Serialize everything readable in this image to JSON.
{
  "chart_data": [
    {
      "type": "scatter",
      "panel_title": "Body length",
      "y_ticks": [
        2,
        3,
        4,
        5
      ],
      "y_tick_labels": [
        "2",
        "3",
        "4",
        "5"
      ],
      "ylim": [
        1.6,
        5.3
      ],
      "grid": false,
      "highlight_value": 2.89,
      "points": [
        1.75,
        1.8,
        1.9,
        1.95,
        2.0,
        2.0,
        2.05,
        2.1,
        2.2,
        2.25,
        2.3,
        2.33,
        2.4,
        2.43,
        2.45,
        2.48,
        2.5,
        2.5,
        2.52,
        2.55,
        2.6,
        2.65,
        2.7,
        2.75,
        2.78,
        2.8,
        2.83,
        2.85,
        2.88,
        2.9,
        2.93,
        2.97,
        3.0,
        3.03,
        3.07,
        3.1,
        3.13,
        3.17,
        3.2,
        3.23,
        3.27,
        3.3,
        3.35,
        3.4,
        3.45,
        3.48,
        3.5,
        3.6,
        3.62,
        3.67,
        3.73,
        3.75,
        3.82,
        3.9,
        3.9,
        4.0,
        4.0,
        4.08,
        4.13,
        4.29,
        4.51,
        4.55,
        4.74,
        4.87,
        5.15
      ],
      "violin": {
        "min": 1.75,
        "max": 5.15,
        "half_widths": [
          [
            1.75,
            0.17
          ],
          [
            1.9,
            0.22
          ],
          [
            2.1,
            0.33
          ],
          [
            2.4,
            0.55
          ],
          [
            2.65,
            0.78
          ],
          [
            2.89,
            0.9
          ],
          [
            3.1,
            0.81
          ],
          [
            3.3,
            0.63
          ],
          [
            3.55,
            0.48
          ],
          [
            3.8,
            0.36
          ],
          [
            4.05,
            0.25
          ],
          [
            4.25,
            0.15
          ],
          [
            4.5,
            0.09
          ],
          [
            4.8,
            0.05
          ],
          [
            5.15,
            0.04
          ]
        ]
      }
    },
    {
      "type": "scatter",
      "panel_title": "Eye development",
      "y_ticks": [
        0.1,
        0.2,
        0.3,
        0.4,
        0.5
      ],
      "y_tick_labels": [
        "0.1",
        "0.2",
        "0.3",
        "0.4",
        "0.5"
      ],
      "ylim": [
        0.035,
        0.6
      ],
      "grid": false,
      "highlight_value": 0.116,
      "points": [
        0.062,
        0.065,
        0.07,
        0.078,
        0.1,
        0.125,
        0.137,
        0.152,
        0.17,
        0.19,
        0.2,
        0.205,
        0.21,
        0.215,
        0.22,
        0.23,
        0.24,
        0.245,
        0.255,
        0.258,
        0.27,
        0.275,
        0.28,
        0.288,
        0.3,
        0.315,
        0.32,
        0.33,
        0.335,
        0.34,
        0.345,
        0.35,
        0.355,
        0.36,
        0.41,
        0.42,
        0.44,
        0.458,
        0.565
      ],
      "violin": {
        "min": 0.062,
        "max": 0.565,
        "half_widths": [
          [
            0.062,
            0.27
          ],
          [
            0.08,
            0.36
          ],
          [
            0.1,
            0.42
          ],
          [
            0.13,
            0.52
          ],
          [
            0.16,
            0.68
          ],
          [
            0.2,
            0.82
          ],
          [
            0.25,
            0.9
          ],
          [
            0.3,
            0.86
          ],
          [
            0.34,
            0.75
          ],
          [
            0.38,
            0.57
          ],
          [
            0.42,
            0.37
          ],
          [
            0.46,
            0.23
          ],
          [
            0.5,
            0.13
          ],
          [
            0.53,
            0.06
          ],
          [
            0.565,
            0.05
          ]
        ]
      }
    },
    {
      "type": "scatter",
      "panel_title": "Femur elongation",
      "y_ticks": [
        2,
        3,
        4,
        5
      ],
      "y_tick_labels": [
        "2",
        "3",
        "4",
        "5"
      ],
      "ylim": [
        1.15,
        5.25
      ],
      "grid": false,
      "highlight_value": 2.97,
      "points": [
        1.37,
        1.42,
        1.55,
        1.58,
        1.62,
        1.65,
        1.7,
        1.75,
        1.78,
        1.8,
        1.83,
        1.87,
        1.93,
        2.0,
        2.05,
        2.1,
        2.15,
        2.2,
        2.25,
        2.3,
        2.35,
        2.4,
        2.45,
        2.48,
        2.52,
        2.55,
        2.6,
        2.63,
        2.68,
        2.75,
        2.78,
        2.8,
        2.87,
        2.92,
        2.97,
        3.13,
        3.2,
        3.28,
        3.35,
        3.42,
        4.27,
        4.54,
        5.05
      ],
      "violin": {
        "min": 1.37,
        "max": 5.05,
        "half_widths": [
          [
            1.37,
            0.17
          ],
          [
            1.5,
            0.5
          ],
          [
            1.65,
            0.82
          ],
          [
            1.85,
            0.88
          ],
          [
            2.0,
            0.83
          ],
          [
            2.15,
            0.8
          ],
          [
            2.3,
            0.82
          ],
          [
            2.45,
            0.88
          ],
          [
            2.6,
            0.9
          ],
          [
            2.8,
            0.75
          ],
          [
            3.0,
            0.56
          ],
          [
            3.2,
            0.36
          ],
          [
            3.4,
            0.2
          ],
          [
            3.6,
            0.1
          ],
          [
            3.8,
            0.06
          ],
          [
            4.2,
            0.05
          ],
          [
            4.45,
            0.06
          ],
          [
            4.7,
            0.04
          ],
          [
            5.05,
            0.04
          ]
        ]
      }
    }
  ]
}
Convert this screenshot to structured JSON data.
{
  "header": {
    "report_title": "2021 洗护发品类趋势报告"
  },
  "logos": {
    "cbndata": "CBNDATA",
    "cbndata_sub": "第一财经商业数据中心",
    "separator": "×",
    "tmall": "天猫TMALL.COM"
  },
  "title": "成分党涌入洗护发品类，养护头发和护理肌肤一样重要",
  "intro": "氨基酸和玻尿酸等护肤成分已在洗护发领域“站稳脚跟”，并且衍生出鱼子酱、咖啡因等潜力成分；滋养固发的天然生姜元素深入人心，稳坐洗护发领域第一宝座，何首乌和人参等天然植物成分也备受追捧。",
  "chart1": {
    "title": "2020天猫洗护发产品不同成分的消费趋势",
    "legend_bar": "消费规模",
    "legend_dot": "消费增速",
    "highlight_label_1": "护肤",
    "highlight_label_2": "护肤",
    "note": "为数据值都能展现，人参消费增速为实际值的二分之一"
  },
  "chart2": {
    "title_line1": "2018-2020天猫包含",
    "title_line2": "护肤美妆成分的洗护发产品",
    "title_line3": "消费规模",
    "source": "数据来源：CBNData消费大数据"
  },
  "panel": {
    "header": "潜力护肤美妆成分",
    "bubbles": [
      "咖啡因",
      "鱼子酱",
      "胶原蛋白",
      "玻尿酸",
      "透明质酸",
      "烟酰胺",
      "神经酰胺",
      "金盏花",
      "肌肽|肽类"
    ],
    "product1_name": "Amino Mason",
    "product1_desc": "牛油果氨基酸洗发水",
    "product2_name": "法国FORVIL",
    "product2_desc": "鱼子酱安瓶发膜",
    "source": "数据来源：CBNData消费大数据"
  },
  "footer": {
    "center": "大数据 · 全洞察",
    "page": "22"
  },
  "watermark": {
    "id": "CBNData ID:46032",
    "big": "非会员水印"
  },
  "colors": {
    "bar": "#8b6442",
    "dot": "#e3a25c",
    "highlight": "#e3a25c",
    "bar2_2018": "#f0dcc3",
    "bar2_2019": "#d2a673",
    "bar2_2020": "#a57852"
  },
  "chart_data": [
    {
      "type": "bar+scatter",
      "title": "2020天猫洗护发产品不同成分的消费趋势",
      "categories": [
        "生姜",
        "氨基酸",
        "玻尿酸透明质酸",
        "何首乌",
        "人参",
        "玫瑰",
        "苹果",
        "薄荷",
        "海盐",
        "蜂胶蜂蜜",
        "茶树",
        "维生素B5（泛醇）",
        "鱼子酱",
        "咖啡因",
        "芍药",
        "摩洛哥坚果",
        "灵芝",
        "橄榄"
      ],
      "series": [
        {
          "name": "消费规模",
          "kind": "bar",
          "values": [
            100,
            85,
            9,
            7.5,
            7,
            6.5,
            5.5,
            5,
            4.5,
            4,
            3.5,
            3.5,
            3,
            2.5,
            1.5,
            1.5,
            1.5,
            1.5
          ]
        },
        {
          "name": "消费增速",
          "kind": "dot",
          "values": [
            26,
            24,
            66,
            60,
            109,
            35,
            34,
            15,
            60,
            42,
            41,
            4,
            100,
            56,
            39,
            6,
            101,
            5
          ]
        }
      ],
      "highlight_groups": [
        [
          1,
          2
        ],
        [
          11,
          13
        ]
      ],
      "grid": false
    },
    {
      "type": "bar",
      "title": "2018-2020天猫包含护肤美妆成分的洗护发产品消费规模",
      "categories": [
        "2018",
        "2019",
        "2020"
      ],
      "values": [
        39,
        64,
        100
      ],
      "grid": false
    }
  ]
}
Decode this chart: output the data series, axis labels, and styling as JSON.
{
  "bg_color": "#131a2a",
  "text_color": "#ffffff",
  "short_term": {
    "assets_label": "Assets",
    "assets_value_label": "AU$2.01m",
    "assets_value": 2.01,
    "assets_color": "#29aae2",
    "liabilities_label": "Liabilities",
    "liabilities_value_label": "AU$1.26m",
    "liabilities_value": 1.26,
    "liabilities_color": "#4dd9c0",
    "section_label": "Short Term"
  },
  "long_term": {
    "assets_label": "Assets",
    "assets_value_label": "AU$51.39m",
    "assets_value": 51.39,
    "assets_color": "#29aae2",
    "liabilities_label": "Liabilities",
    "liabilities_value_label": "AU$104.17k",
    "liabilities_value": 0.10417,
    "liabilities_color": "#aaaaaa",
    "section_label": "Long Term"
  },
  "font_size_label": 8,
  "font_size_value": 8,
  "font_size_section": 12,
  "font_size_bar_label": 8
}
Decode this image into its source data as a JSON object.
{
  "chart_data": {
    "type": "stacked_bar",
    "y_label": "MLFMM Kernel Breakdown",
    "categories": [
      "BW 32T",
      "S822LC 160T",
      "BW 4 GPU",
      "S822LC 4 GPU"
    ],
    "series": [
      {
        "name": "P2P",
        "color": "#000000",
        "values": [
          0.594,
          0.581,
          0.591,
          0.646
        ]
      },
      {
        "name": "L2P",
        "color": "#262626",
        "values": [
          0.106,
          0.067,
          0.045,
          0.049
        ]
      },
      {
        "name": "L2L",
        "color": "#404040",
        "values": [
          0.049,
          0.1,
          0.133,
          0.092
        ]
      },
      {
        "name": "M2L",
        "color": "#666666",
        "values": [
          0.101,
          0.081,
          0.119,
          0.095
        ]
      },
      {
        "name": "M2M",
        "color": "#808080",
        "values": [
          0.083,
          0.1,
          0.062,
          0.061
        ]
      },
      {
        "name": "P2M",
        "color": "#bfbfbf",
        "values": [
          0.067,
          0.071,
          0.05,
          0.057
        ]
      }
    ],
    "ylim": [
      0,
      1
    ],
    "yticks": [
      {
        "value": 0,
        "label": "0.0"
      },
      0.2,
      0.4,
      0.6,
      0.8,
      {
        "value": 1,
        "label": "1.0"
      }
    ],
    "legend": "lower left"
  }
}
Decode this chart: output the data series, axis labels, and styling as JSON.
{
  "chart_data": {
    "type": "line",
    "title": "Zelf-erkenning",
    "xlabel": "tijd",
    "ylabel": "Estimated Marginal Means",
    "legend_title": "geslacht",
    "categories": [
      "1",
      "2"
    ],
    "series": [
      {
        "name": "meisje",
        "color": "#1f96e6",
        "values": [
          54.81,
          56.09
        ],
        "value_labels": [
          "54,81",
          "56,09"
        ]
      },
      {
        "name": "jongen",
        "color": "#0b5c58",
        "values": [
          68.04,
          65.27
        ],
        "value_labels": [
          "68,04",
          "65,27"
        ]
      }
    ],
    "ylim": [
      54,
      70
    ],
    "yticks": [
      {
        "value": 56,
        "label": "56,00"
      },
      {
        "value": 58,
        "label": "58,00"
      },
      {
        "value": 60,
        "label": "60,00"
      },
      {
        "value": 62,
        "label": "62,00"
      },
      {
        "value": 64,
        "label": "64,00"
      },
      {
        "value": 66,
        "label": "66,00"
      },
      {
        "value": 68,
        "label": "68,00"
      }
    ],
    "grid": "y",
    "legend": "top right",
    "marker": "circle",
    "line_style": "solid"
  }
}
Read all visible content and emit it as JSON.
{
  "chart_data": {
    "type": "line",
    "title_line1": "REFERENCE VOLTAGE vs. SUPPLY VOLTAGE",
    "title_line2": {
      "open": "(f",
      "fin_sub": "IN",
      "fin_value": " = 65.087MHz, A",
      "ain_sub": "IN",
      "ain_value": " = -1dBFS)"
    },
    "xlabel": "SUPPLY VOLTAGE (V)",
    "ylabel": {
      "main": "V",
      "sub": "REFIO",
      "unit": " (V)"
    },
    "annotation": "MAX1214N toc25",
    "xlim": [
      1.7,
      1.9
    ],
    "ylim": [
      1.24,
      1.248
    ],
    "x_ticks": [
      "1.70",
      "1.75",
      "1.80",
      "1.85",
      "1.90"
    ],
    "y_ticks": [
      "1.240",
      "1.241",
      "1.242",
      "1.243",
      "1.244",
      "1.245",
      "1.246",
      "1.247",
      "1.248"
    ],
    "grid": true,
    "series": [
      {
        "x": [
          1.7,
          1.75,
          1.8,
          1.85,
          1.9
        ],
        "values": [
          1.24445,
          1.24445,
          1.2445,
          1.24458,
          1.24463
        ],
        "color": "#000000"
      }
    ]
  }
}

◆ **Required work**
Find every line in the records that has the string "xlabel", then state how many there are and nothing else.

◆ **Result of this task**
2